What to produce: Return, word for word, every line that follows.

[Dataset excerpts]
⁂

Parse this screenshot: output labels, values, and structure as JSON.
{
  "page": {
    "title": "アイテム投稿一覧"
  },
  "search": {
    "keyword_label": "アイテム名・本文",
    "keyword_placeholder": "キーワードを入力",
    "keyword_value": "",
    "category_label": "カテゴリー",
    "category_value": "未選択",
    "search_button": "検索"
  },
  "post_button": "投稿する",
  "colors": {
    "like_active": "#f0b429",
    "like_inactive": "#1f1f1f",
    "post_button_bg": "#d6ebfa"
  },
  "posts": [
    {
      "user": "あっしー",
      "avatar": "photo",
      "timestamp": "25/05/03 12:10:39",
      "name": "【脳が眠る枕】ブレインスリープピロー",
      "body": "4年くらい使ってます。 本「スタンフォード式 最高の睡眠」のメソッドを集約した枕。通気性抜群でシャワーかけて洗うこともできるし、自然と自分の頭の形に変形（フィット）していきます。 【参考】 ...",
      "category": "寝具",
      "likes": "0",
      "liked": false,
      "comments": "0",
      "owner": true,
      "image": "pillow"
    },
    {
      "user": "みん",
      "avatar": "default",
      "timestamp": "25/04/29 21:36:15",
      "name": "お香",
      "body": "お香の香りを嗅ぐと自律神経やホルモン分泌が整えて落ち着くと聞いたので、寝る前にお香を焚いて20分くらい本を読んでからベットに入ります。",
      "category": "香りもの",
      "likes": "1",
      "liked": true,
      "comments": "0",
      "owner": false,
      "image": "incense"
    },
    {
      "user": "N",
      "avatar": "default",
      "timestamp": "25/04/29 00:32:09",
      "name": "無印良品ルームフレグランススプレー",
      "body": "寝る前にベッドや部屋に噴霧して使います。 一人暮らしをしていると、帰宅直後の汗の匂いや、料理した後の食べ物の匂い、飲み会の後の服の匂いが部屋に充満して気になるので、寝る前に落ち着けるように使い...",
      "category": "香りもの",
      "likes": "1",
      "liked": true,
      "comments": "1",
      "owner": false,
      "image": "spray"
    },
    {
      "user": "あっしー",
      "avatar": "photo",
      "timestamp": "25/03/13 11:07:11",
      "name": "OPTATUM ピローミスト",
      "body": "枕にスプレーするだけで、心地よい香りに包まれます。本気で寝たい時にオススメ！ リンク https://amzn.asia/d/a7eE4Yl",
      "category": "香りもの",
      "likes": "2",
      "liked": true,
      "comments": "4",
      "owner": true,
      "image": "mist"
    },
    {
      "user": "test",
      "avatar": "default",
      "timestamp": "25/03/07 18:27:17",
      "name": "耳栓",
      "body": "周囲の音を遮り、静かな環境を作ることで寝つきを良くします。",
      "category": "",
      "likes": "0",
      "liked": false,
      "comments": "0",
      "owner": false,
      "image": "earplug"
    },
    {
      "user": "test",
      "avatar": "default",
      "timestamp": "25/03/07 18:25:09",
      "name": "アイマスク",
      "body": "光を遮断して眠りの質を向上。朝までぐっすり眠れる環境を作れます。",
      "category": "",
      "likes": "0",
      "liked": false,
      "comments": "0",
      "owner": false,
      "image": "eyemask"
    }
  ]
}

⁂

Solution:
Parse this screenshot: output labels, values, and structure as JSON.
{
  "page": {
    "title": "アイテム投稿一覧"
  },
  "search": {
    "keyword_label": "アイテム名・本文",
    "keyword_placeholder": "キーワードを入力",
    "keyword_value": "",
    "category_label": "カテゴリー",
    "category_value": "未選択",
    "search_button": "検索"
  },
  "post_button": "投稿する",
  "colors": {
    "like_active": "#f0b429",
    "like_inactive": "#1f1f1f",
    "post_button_bg": "#d6ebfa"
  },
  "posts": [
    {
      "user": "あっしー",
      "avatar": "photo",
      "timestamp": "25/05/03 12:10:39",
      "name": "【脳が眠る枕】ブレインスリープピロー",
      "body": "4年くらい使ってます。 本「スタンフォード式 最高の睡眠」のメソッドを集約した枕。通気性抜群でシャワーかけて洗うこともできるし、自然と自分の頭の形に変形（フィット）していきます。 【参考】 ...",
      "category": "寝具",
      "likes": "0",
      "liked": false,
      "comments": "0",
      "owner": true,
      "image": "pillow"
    },
    {
      "user": "みん",
      "avatar": "default",
      "timestamp": "25/04/29 21:36:15",
      "name": "お香",
      "body": "お香の香りを嗅ぐと自律神経やホルモン分泌が整えて落ち着くと聞いたので、寝る前にお香を焚いて20分くらい本を読んでからベットに入ります。",
      "category": "香りもの",
      "likes": "1",
      "liked": true,
      "comments": "0",
      "owner": false,
      "image": "incense"
    },
    {
      "user": "N",
      "avatar": "default",
      "timestamp": "25/04/29 00:32:09",
      "name": "無印良品ルームフレグランススプレー",
      "body": "寝る前にベッドや部屋に噴霧して使います。 一人暮らしをしていると、帰宅直後の汗の匂いや、料理した後の食べ物の匂い、飲み会の後の服の匂いが部屋に充満して気になるので、寝る前に落ち着けるように使い...",
      "category": "香りもの",
      "likes": "1",
      "liked": true,
      "comments": "1",
      "owner": false,
      "image": "spray"
    },
    {
      "user": "あっしー",
      "avatar": "photo",
      "timestamp": "25/03/13 11:07:11",
      "name": "OPTATUM ピローミスト",
      "body": "枕にスプレーするだけで、心地よい香りに包まれます。本気で寝たい時にオススメ！ リンク https://amzn.asia/d/a7eE4Yl",
      "category": "香りもの",
      "likes": "2",
      "liked": true,
      "comments": "4",
      "owner": true,
      "image": "mist"
    },
    {
      "user": "test",
      "avatar": "default",
      "timestamp": "25/03/07 18:27:17",
      "name": "耳栓",
      "body": "周囲の音を遮り、静かな環境を作ることで寝つきを良くします。",
      "category": "",
      "likes": "0",
      "liked": false,
      "comments": "0",
      "owner": false,
      "image": "earplug"
    },
    {
      "user": "test",
      "avatar": "default",
      "timestamp": "25/03/07 18:25:09",
      "name": "アイマスク",
      "body": "光を遮断して眠りの質を向上。朝までぐっすり眠れる環境を作れます。",
      "category": "",
      "likes": "0",
      "liked": false,
      "comments": "0",
      "owner": false,
      "image": "eyemask"
    }
  ]
}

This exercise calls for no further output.